Written instruction> Word for word, restate every line of the listing that follows.

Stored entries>

# # # # # # #

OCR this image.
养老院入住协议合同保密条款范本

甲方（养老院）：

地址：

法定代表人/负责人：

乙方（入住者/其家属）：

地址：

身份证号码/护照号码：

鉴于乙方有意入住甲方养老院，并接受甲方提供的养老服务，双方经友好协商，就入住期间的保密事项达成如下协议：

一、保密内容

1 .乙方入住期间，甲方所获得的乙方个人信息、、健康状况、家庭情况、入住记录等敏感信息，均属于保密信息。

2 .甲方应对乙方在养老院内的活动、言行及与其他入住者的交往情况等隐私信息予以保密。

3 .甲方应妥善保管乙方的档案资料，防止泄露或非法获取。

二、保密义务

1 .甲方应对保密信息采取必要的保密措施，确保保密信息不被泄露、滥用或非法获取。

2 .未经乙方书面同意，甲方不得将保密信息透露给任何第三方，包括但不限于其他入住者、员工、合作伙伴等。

# # # # # # #

Task answer>
OCR this image.
养老院入住协议合同保密条款范本

甲方（养老院）：

地址：

法定代表人/负责人：

乙方（入住者/其家属）：

地址：

身份证号码/护照号码：

鉴于乙方有意入住甲方养老院，并接受甲方提供的养老服务，双方经友好协商，就入住期间的保密事项达成如下协议：

一、保密内容

1 .乙方入住期间，甲方所获得的乙方个人信息、、健康状况、家庭情况、入住记录等敏感信息，均属于保密信息。

2 .甲方应对乙方在养老院内的活动、言行及与其他入住者的交往情况等隐私信息予以保密。

3 .甲方应妥善保管乙方的档案资料，防止泄露或非法获取。

二、保密义务

1 .甲方应对保密信息采取必要的保密措施，确保保密信息不被泄露、滥用或非法获取。

2 .未经乙方书面同意，甲方不得将保密信息透露给任何第三方，包括但不限于其他入住者、员工、合作伙伴等。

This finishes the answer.